━━━ Data supplied

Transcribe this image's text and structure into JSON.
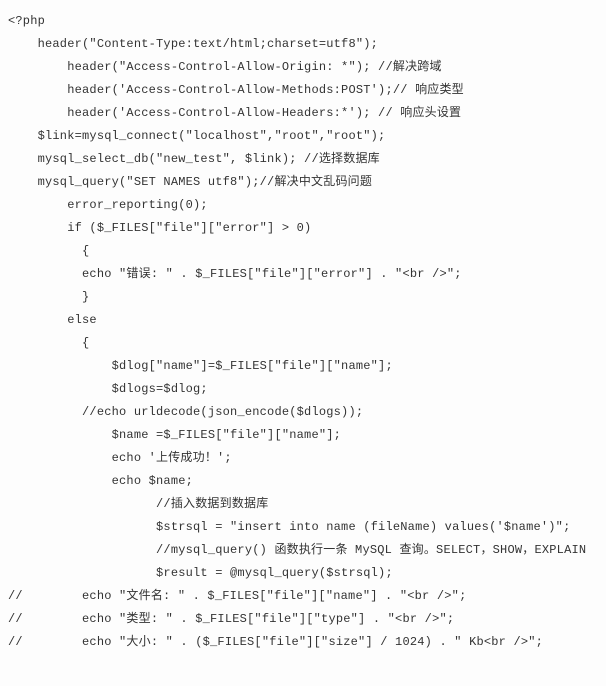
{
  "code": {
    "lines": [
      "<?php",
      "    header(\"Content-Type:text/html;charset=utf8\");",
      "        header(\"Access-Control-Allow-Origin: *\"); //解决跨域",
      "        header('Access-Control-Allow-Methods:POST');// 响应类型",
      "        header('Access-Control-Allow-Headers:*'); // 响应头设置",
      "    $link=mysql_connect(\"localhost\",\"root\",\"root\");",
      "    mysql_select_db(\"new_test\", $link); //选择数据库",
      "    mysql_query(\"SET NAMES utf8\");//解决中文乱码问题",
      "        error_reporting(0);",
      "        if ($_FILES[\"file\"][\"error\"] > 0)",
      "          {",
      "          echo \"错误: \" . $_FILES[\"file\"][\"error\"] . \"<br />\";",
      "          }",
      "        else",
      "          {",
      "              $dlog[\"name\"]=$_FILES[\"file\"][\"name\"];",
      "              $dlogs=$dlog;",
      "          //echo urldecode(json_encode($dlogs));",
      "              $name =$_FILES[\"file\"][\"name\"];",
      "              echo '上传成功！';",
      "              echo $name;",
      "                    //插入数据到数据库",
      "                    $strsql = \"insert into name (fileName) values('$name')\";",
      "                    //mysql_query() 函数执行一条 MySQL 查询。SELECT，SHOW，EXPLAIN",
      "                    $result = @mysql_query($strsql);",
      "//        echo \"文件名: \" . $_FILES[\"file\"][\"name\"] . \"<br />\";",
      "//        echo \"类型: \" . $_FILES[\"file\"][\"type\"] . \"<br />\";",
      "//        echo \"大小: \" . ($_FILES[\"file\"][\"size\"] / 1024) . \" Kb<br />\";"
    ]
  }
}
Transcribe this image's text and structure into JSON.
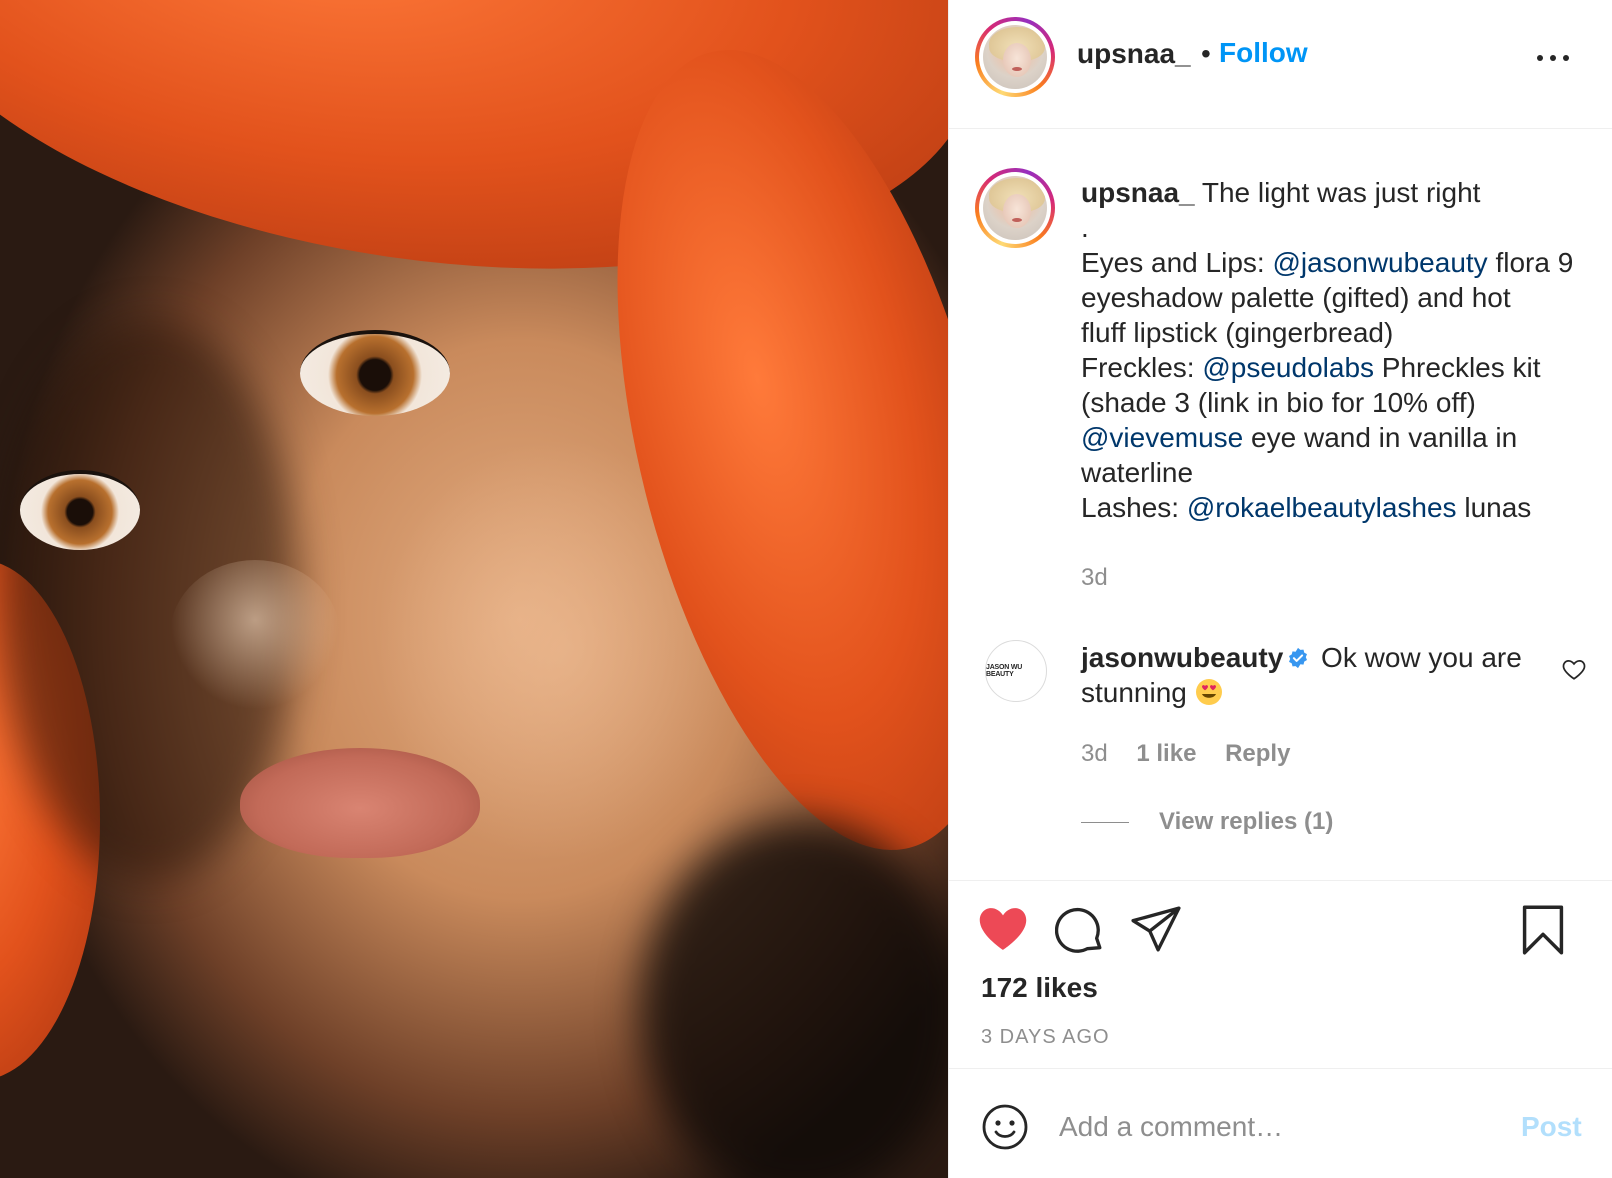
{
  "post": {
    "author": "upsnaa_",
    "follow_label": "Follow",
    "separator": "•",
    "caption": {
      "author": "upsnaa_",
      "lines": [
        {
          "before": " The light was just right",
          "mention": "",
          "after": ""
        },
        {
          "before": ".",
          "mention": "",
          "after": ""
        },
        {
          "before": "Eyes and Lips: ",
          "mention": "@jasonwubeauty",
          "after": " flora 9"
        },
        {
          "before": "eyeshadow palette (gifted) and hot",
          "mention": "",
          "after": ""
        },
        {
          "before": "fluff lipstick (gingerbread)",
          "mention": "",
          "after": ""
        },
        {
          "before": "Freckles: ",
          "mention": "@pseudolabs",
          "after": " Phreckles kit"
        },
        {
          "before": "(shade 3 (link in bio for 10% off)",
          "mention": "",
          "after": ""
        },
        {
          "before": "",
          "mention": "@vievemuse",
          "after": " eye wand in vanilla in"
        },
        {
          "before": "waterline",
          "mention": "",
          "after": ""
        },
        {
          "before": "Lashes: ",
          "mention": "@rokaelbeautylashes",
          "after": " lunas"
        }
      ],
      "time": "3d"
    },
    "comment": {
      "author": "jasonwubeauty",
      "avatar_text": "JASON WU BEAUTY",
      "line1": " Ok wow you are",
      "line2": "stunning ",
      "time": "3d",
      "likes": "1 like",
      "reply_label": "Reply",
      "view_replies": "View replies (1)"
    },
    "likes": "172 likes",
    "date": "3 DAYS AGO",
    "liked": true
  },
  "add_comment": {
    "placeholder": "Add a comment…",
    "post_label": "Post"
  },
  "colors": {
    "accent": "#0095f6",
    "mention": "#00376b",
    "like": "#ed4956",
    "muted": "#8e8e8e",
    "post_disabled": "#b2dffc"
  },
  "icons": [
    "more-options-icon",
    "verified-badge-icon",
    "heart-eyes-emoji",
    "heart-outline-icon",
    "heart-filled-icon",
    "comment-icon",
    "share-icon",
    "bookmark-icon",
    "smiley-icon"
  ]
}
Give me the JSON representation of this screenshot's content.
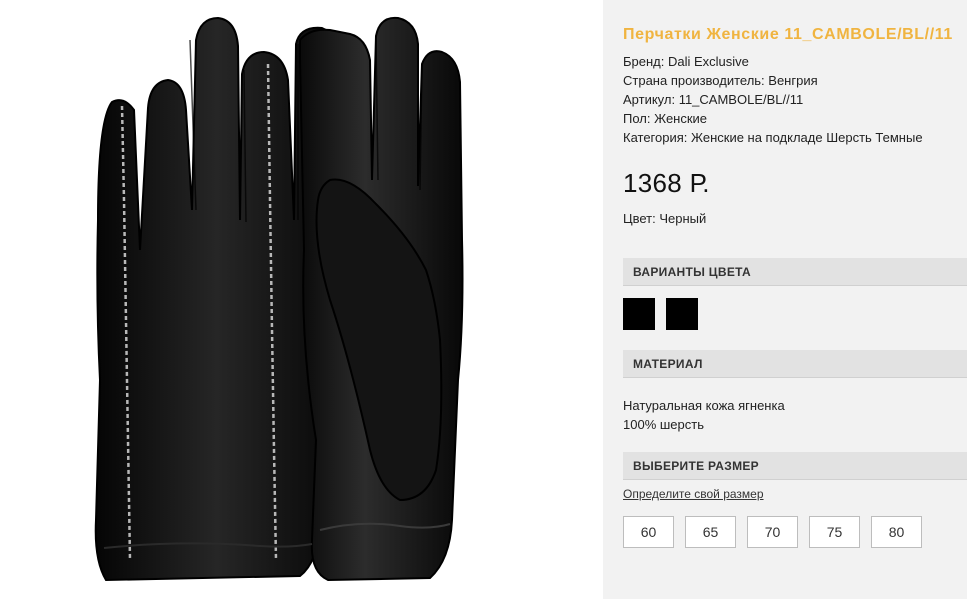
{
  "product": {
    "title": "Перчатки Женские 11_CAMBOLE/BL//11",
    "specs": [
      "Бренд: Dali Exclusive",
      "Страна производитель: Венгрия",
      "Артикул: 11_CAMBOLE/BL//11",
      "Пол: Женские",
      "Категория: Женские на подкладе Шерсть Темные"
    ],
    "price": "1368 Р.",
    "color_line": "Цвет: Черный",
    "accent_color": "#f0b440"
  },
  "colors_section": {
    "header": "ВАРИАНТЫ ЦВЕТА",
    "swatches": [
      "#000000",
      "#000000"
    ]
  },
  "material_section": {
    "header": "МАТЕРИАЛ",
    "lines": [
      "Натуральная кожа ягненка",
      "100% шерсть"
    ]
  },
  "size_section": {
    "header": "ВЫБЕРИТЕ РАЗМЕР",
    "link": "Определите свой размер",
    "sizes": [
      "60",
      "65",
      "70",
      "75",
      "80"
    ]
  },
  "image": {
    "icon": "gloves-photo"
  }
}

━━━━━━

» **Set problem**
Copy the listing in full and without alteration, omitting every picture.

» **Response**
Transcribe this image's text and structure into JSON.
{
  "code": {
    "lines": [
      "<?php",
      "    header(\"Content-Type:text/html;charset=utf8\");",
      "        header(\"Access-Control-Allow-Origin: *\"); //解决跨域",
      "        header('Access-Control-Allow-Methods:POST');// 响应类型",
      "        header('Access-Control-Allow-Headers:*'); // 响应头设置",
      "    $link=mysql_connect(\"localhost\",\"root\",\"root\");",
      "    mysql_select_db(\"new_test\", $link); //选择数据库",
      "    mysql_query(\"SET NAMES utf8\");//解决中文乱码问题",
      "        error_reporting(0);",
      "        if ($_FILES[\"file\"][\"error\"] > 0)",
      "          {",
      "          echo \"错误: \" . $_FILES[\"file\"][\"error\"] . \"<br />\";",
      "          }",
      "        else",
      "          {",
      "              $dlog[\"name\"]=$_FILES[\"file\"][\"name\"];",
      "              $dlogs=$dlog;",
      "          //echo urldecode(json_encode($dlogs));",
      "              $name =$_FILES[\"file\"][\"name\"];",
      "              echo '上传成功！';",
      "              echo $name;",
      "                    //插入数据到数据库",
      "                    $strsql = \"insert into name (fileName) values('$name')\";",
      "                    //mysql_query() 函数执行一条 MySQL 查询。SELECT，SHOW，EXPLAIN",
      "                    $result = @mysql_query($strsql);",
      "//        echo \"文件名: \" . $_FILES[\"file\"][\"name\"] . \"<br />\";",
      "//        echo \"类型: \" . $_FILES[\"file\"][\"type\"] . \"<br />\";",
      "//        echo \"大小: \" . ($_FILES[\"file\"][\"size\"] / 1024) . \" Kb<br />\";"
    ]
  }
}
Transcribe this image's text and structure into JSON.
{
  "post": {
    "author": "upsnaa_",
    "follow_label": "Follow",
    "separator": "•",
    "caption": {
      "author": "upsnaa_",
      "lines": [
        {
          "before": " The light was just right",
          "mention": "",
          "after": ""
        },
        {
          "before": ".",
          "mention": "",
          "after": ""
        },
        {
          "before": "Eyes and Lips: ",
          "mention": "@jasonwubeauty",
          "after": " flora 9"
        },
        {
          "before": "eyeshadow palette (gifted) and hot",
          "mention": "",
          "after": ""
        },
        {
          "before": "fluff lipstick (gingerbread)",
          "mention": "",
          "after": ""
        },
        {
          "before": "Freckles: ",
          "mention": "@pseudolabs",
          "after": " Phreckles kit"
        },
        {
          "before": "(shade 3 (link in bio for 10% off)",
          "mention": "",
          "after": ""
        },
        {
          "before": "",
          "mention": "@vievemuse",
          "after": " eye wand in vanilla in"
        },
        {
          "before": "waterline",
          "mention": "",
          "after": ""
        },
        {
          "before": "Lashes: ",
          "mention": "@rokaelbeautylashes",
          "after": " lunas"
        }
      ],
      "time": "3d"
    },
    "comment": {
      "author": "jasonwubeauty",
      "avatar_text": "JASON WU BEAUTY",
      "line1": " Ok wow you are",
      "line2": "stunning ",
      "time": "3d",
      "likes": "1 like",
      "reply_label": "Reply",
      "view_replies": "View replies (1)"
    },
    "likes": "172 likes",
    "date": "3 DAYS AGO",
    "liked": true
  },
  "add_comment": {
    "placeholder": "Add a comment…",
    "post_label": "Post"
  },
  "colors": {
    "accent": "#0095f6",
    "mention": "#00376b",
    "like": "#ed4956",
    "muted": "#8e8e8e",
    "post_disabled": "#b2dffc"
  },
  "icons": [
    "more-options-icon",
    "verified-badge-icon",
    "heart-eyes-emoji",
    "heart-outline-icon",
    "heart-filled-icon",
    "comment-icon",
    "share-icon",
    "bookmark-icon",
    "smiley-icon"
  ]
}
Give me the JSON representation of this screenshot's content.
{
  "product": {
    "title": "Перчатки Женские 11_CAMBOLE/BL//11",
    "specs": [
      "Бренд: Dali Exclusive",
      "Страна производитель: Венгрия",
      "Артикул: 11_CAMBOLE/BL//11",
      "Пол: Женские",
      "Категория: Женские на подкладе Шерсть Темные"
    ],
    "price": "1368 Р.",
    "color_line": "Цвет: Черный",
    "accent_color": "#f0b440"
  },
  "colors_section": {
    "header": "ВАРИАНТЫ ЦВЕТА",
    "swatches": [
      "#000000",
      "#000000"
    ]
  },
  "material_section": {
    "header": "МАТЕРИАЛ",
    "lines": [
      "Натуральная кожа ягненка",
      "100% шерсть"
    ]
  },
  "size_section": {
    "header": "ВЫБЕРИТЕ РАЗМЕР",
    "link": "Определите свой размер",
    "sizes": [
      "60",
      "65",
      "70",
      "75",
      "80"
    ]
  },
  "image": {
    "icon": "gloves-photo"
  }
}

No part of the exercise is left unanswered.